— Begin —
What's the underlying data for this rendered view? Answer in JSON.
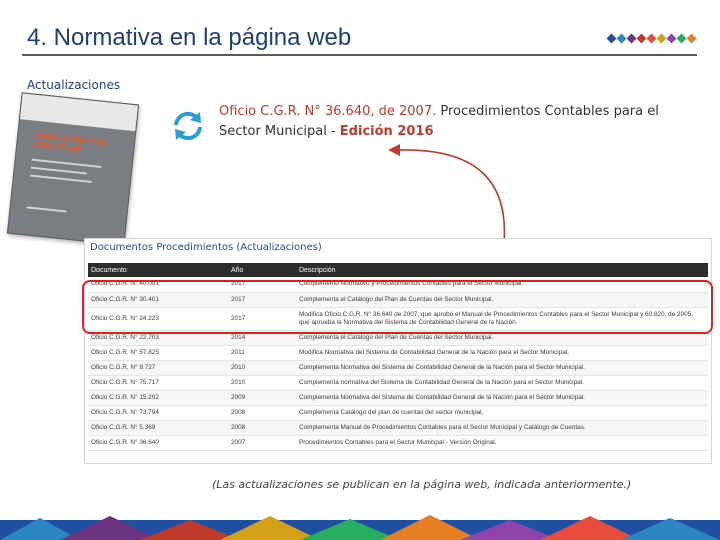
{
  "header": {
    "title": "4. Normativa en la página web"
  },
  "section": {
    "label": "Actualizaciones"
  },
  "book": {
    "title_line1": "PROCEDIMIENTOS",
    "title_line2": "CONTABLES"
  },
  "headline": {
    "reference": "Oficio C.G.R. N° 36.640, de 2007.",
    "description": "Procedimientos Contables para el Sector Municipal -",
    "edition": "Edición 2016"
  },
  "documents_table": {
    "heading": "Documentos Procedimientos (Actualizaciones)",
    "columns": [
      "Documento",
      "Año",
      "Descripción"
    ],
    "rows": [
      {
        "doc": "Oficio C.G.R. N° 40.091",
        "year": "2017",
        "desc": "Complemento Normativo y Procedimientos Contables para el Sector Municipal."
      },
      {
        "doc": "Oficio C.G.R. N° 30.401",
        "year": "2017",
        "desc": "Complementa el Catálogo del Plan de Cuentas del Sector Municipal."
      },
      {
        "doc": "Oficio C.G.R. N° 24.223",
        "year": "2017",
        "desc": "Modifica Oficio C.G.R. N° 36.640 de 2007, que aprobó el Manual de Procedimientos Contables para el Sector Municipal y 60.820, de 2005, que aprueba la Normativa del Sistema de Contabilidad General de la Nación."
      },
      {
        "doc": "Oficio C.G.R. N° 22.703",
        "year": "2014",
        "desc": "Complementa el Catálogo del Plan de Cuentas del Sector Municipal."
      },
      {
        "doc": "Oficio C.G.R. N° 57.825",
        "year": "2011",
        "desc": "Modifica Normativa del Sistema de Contabilidad General de la Nación para el Sector Municipal."
      },
      {
        "doc": "Oficio C.G.R. N° 9.727",
        "year": "2010",
        "desc": "Complementa Normativa del Sistema de Contabilidad General de la Nación para el Sector Municipal."
      },
      {
        "doc": "Oficio C.G.R. N° 75.717",
        "year": "2010",
        "desc": "Complementa normativa del Sistema de Contabilidad General de la Nación para el Sector Municipal."
      },
      {
        "doc": "Oficio C.G.R. N° 15.202",
        "year": "2009",
        "desc": "Complementa Normativa del Sistema de Contabilidad General de la Nación para el Sector Municipal."
      },
      {
        "doc": "Oficio C.G.R. N° 73.794",
        "year": "2008",
        "desc": "Complementa Catálogo del plan de cuentas del sector municipal."
      },
      {
        "doc": "Oficio C.G.R. N° 5.369",
        "year": "2008",
        "desc": "Complementa Manual de Procedimientos Contables para el Sector Municipal y Catálogo de Cuentas."
      },
      {
        "doc": "Oficio C.G.R. N° 36.640",
        "year": "2007",
        "desc": "Procedimientos Contables para el Sector Municipal - Versión Original."
      }
    ]
  },
  "caption": "(Las actualizaciones se publican en la página web, indicada anteriormente.)",
  "icons": {
    "refresh": "refresh-icon",
    "brand": "brand-dots-icon"
  },
  "colors": {
    "title": "#1f3f78",
    "accent_red": "#c0392b",
    "highlight": "#e02020",
    "refresh": "#2a9fd6"
  }
}
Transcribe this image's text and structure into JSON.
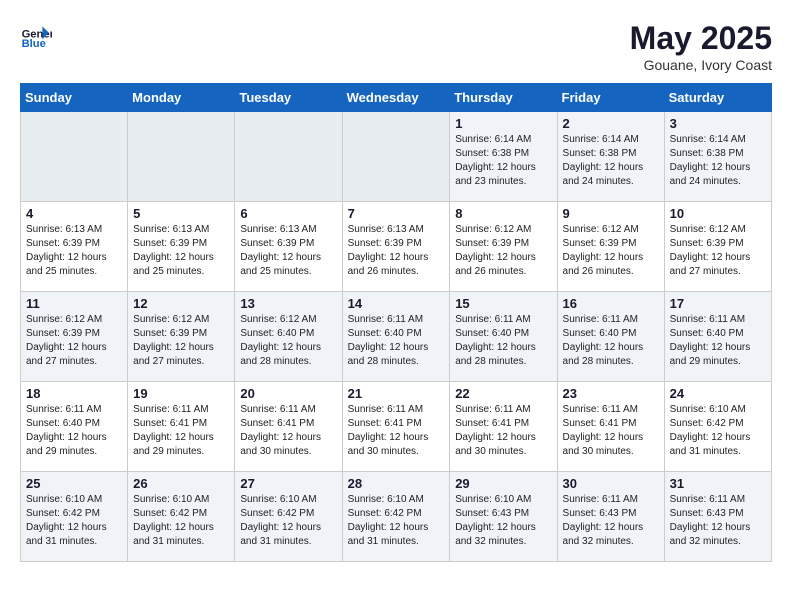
— End —
Work required:
Count the lines in the records above that hold the word "JSON", and give only that number.

Task response:
2